**What the task requires**
Which lines below hold the word "delgadas"? Report each one.

── Data extract ──

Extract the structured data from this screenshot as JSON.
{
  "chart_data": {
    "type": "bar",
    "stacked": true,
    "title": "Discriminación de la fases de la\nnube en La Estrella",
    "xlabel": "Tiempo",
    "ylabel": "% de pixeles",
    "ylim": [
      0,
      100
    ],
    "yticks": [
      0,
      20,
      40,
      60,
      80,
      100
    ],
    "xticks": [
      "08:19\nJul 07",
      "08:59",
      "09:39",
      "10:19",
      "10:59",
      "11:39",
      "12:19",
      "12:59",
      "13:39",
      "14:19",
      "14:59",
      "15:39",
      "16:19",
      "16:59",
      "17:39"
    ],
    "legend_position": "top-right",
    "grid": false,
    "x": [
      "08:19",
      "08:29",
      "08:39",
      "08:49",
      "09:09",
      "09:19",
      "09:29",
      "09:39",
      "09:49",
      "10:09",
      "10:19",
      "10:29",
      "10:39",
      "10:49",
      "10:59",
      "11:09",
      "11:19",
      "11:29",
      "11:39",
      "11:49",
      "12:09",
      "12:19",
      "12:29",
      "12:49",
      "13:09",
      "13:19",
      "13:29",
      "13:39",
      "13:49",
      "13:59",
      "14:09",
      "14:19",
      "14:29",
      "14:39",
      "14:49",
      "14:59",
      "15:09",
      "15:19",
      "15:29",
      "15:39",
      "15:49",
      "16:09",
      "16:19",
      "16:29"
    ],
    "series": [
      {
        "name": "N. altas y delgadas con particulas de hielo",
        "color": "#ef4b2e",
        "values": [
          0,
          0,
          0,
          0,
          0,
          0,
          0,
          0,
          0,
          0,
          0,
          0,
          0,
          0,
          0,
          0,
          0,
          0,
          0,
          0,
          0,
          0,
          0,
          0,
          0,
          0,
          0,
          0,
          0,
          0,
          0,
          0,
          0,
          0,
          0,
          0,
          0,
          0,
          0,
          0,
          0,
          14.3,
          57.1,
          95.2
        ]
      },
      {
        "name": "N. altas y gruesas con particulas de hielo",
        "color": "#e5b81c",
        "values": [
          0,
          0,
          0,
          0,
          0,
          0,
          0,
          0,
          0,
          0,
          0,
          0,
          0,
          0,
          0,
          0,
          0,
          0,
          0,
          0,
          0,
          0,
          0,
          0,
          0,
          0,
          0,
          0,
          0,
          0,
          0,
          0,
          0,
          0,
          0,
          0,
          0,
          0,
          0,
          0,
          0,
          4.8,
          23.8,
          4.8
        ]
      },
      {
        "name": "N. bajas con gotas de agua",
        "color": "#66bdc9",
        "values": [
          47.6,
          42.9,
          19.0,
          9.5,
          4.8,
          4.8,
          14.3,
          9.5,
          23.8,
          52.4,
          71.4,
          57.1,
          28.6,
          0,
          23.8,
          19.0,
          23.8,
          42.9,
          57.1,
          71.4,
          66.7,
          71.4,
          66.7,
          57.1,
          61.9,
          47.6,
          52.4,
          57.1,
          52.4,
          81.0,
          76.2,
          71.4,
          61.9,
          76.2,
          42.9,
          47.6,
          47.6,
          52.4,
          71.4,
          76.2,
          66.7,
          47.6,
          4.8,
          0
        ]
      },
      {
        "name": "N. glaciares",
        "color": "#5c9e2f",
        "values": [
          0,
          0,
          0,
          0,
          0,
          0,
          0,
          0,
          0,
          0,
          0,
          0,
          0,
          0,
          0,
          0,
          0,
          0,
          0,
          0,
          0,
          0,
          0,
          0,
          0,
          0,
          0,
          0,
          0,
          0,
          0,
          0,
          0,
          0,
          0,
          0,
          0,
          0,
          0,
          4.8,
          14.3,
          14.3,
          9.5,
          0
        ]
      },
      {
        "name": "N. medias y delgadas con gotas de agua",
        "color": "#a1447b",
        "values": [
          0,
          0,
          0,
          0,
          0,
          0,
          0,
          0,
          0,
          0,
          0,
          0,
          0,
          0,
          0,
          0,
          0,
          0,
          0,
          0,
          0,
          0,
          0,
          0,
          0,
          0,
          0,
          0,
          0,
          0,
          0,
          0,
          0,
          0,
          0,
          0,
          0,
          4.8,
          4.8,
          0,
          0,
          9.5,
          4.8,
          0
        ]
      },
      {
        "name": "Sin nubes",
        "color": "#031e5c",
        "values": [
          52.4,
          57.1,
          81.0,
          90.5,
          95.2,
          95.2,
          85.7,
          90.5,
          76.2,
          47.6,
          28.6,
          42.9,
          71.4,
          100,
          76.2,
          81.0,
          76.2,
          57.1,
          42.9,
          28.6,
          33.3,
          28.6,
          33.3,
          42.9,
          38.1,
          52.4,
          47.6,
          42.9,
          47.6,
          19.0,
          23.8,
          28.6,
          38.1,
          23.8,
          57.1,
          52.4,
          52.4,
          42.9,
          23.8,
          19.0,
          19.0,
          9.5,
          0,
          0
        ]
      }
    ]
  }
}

───

**Output of the exercise**
        "name": "N. altas y delgadas con particulas de hielo",
        "name": "N. medias y delgadas con gotas de agua",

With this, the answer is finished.